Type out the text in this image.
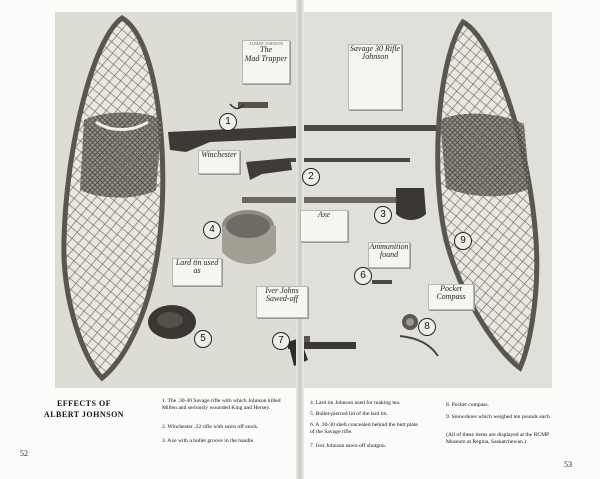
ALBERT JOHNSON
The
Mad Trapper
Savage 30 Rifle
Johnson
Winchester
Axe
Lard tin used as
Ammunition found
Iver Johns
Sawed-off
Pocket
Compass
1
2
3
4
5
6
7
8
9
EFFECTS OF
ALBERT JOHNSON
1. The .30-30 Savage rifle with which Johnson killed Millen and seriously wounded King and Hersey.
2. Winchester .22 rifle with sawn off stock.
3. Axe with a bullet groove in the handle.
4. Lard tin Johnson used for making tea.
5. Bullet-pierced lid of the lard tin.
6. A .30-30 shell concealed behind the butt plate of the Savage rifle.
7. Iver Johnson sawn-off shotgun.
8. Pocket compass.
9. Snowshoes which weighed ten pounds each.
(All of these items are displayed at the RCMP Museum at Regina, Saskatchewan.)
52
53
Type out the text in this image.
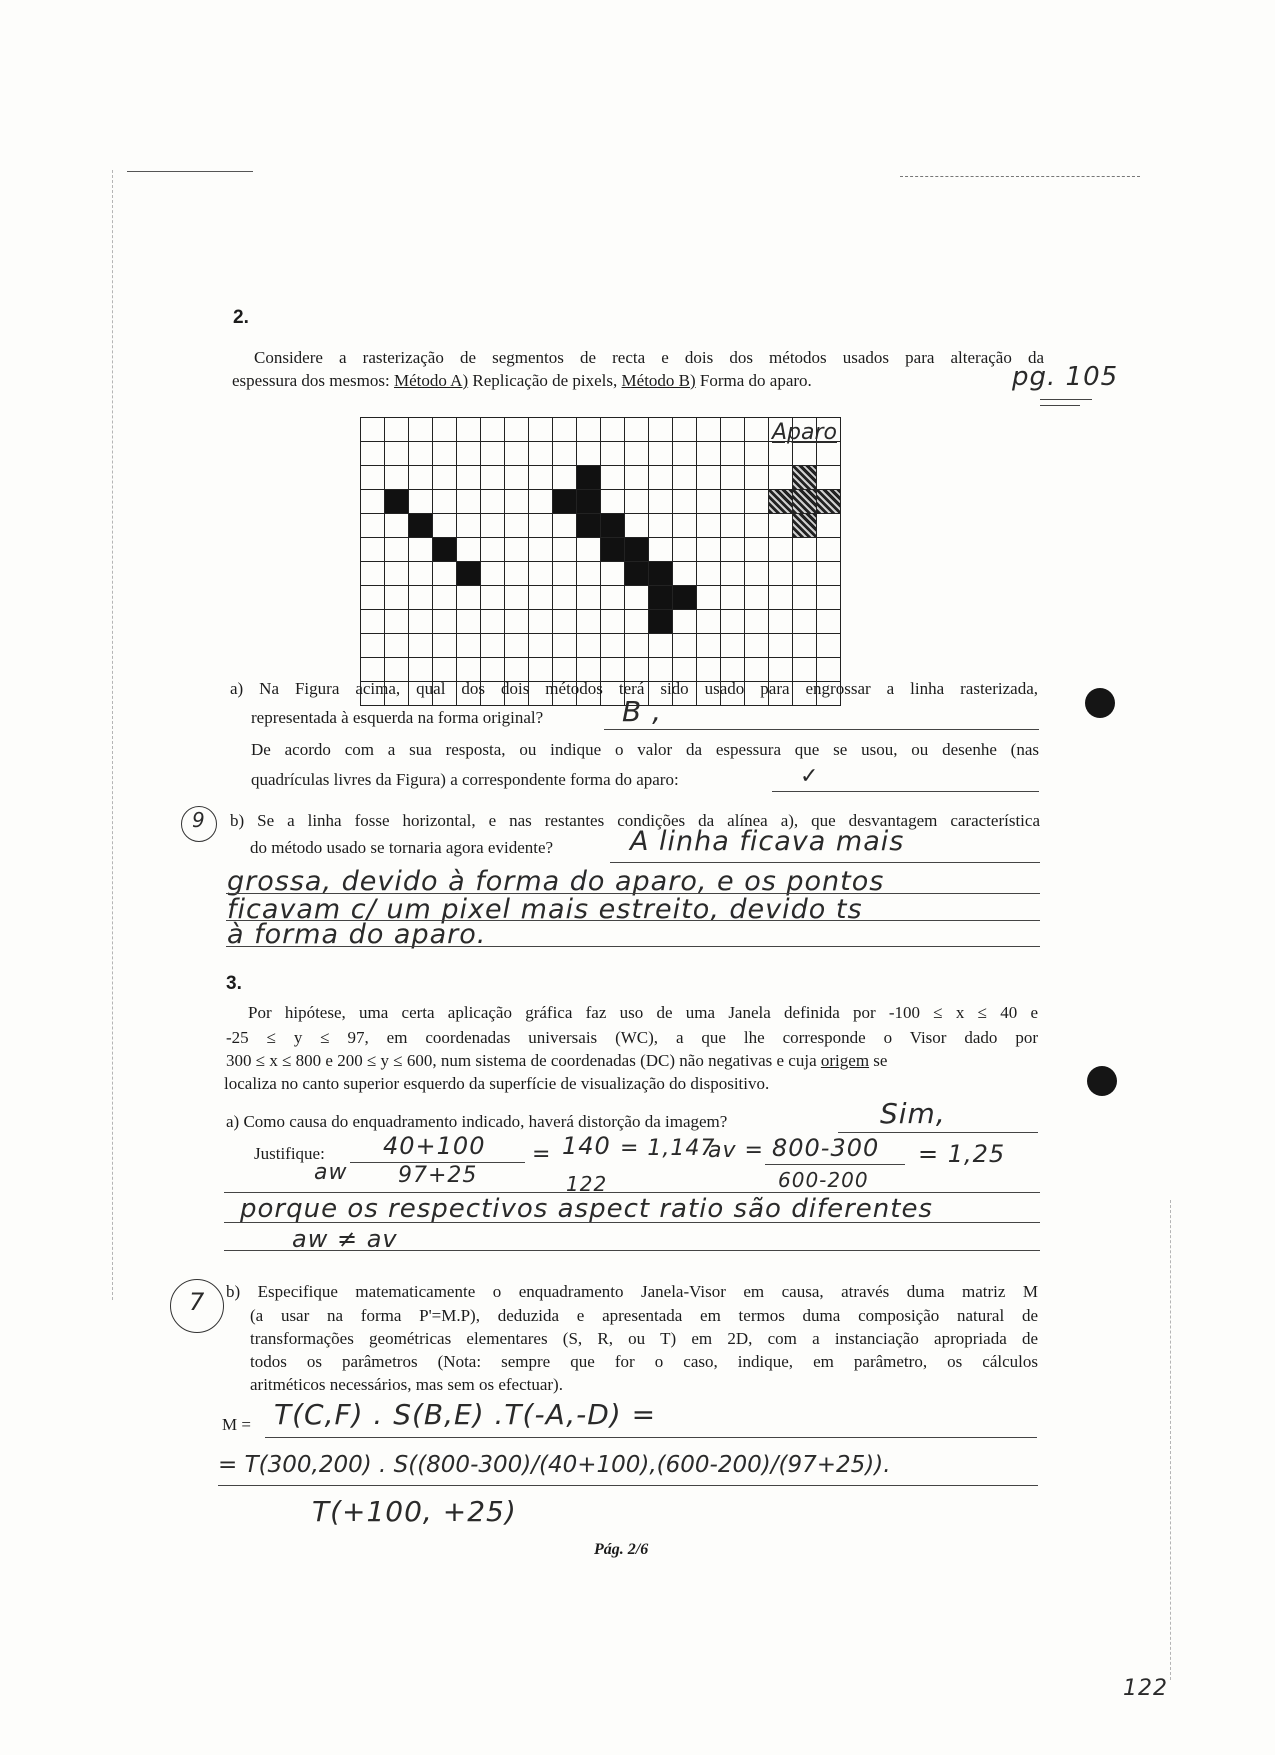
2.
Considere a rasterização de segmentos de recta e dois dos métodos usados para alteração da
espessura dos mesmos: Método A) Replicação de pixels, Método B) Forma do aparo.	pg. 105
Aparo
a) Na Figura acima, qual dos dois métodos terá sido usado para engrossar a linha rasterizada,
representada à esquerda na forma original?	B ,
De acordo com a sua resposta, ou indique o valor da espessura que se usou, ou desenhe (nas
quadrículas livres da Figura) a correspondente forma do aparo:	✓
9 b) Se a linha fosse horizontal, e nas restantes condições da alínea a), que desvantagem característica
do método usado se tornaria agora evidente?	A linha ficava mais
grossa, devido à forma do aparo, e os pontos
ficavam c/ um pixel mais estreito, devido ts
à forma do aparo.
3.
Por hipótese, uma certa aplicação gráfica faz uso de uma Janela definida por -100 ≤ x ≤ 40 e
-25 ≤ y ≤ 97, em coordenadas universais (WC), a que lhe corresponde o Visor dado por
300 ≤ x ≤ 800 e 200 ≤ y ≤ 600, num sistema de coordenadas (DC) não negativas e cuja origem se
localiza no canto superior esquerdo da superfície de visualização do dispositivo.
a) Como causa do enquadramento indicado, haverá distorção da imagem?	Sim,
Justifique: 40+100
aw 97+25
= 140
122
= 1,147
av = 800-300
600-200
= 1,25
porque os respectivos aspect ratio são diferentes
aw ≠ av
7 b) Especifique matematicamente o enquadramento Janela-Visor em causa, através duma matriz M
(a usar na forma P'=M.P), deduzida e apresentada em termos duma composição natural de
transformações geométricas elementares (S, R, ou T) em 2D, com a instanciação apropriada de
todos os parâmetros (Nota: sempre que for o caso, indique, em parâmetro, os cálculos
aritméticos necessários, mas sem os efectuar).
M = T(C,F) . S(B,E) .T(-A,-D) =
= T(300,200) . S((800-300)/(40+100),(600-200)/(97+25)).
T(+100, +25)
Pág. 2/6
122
####
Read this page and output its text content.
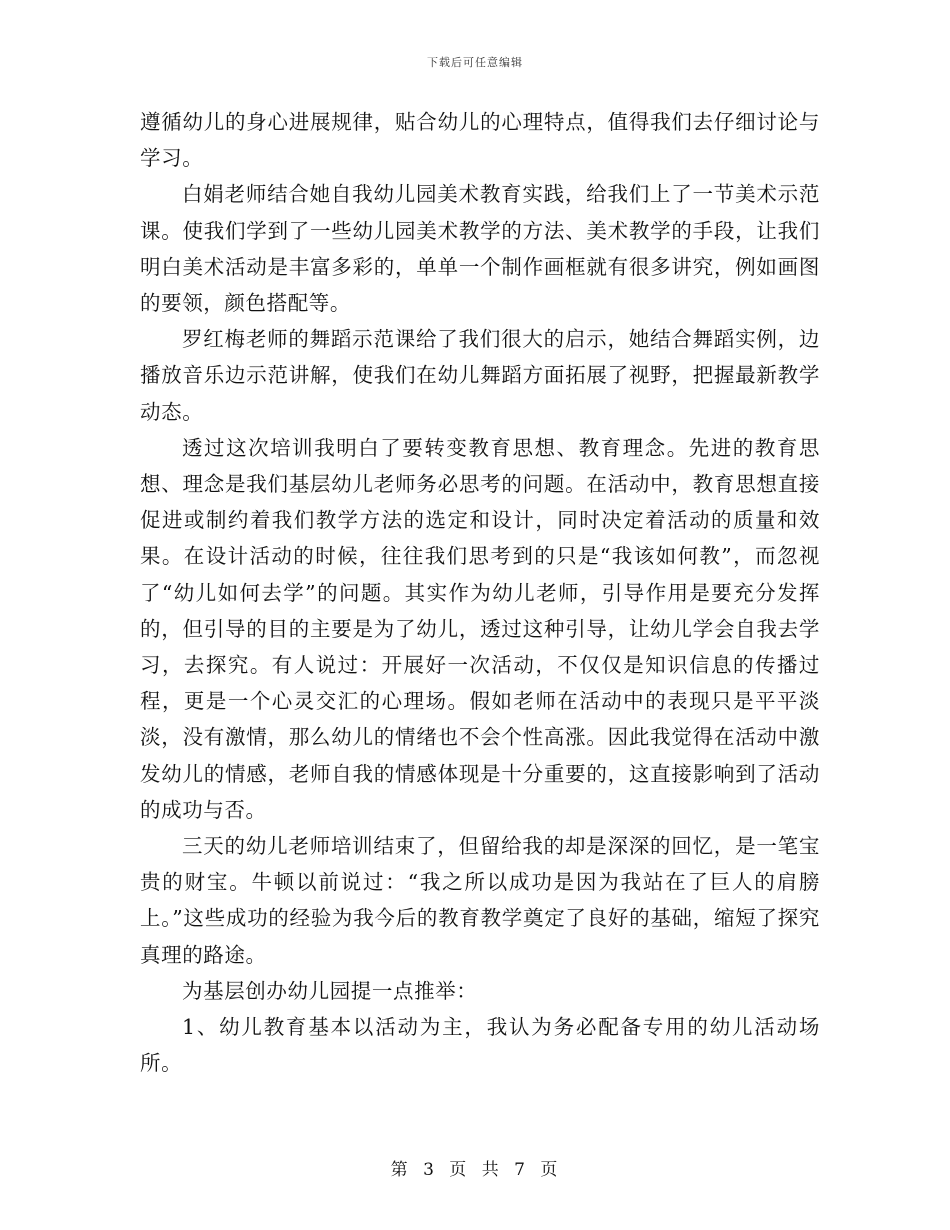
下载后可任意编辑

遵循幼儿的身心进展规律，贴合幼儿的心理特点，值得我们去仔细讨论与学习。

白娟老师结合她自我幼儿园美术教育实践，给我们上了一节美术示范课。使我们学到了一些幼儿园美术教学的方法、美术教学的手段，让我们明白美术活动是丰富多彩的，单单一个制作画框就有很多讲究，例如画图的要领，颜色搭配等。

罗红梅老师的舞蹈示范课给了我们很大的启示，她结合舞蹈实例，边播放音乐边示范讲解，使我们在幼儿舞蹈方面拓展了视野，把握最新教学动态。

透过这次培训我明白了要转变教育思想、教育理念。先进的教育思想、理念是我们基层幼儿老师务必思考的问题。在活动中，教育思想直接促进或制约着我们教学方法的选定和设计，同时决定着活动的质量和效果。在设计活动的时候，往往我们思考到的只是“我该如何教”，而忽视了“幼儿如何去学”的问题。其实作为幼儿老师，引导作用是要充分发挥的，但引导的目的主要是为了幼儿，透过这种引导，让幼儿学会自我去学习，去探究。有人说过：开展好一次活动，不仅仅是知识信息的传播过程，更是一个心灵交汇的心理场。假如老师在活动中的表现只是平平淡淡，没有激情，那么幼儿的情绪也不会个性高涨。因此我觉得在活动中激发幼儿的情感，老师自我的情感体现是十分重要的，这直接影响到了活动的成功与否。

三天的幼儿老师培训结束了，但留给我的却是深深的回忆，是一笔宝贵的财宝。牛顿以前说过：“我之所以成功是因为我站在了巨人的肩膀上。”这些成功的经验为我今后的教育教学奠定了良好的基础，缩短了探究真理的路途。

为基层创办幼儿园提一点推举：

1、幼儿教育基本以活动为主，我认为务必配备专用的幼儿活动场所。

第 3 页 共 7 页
####
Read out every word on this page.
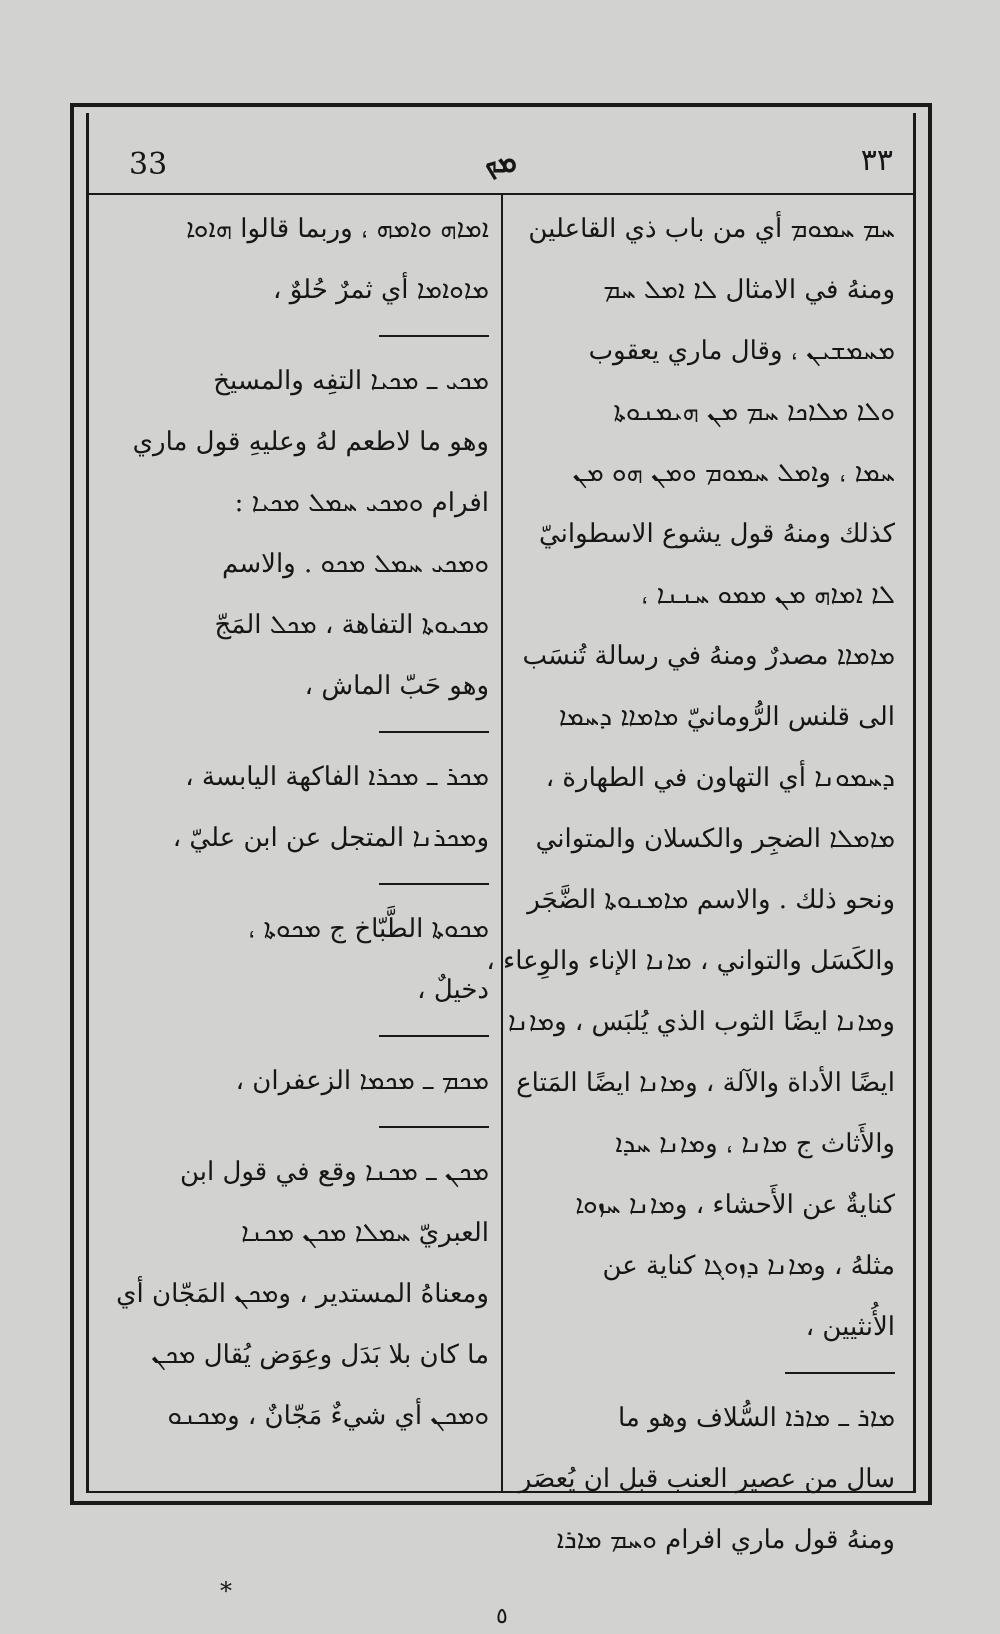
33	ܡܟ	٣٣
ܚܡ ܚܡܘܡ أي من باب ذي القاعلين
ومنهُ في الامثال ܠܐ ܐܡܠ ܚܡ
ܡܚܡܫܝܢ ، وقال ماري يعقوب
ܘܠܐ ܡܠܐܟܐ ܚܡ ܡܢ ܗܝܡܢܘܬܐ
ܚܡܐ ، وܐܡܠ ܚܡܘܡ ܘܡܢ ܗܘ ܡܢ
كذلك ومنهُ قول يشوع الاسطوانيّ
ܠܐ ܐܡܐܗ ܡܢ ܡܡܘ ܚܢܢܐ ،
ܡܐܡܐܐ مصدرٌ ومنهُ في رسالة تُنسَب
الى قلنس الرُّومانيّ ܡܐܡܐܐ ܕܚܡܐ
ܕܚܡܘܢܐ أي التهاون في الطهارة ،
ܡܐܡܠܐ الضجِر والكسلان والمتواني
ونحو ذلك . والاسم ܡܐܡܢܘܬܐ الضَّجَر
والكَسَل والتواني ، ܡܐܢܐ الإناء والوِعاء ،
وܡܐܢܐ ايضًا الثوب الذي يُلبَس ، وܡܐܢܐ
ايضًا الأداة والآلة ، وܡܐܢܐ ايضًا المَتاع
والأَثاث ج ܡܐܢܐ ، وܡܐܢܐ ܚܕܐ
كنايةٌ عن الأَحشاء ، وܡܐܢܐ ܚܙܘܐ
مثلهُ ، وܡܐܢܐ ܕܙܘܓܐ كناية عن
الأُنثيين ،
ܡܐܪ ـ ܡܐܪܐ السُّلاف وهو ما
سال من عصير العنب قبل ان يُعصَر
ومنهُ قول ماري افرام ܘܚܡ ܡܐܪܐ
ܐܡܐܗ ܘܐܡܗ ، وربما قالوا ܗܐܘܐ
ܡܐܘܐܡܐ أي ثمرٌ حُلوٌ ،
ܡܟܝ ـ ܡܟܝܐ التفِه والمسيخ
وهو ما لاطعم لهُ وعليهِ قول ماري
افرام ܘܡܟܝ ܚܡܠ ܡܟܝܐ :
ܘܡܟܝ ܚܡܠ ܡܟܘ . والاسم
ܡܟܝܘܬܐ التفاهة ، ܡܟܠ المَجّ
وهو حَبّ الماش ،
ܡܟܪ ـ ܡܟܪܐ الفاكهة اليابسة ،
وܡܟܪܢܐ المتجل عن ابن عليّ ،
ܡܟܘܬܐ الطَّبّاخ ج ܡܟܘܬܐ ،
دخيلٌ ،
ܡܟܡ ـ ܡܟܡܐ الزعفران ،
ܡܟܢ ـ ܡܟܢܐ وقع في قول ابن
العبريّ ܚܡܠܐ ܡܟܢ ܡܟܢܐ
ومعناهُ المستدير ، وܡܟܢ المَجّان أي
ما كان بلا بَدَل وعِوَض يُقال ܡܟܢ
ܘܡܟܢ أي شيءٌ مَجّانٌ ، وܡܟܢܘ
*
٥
####
- _DIRECTIONS FOR THIS TASK_
Show every line from the listing above in which the string "linha" appears.

- _WRITTEN ANSWER_
a) Na Figura acima, qual dos dois métodos terá sido usado para engrossar a linha rasterizada,
9 b) Se a linha fosse horizontal, e nas restantes condições da alínea a), que desvantagem característica
do método usado se tornaria agora evidente?	A linha ficava mais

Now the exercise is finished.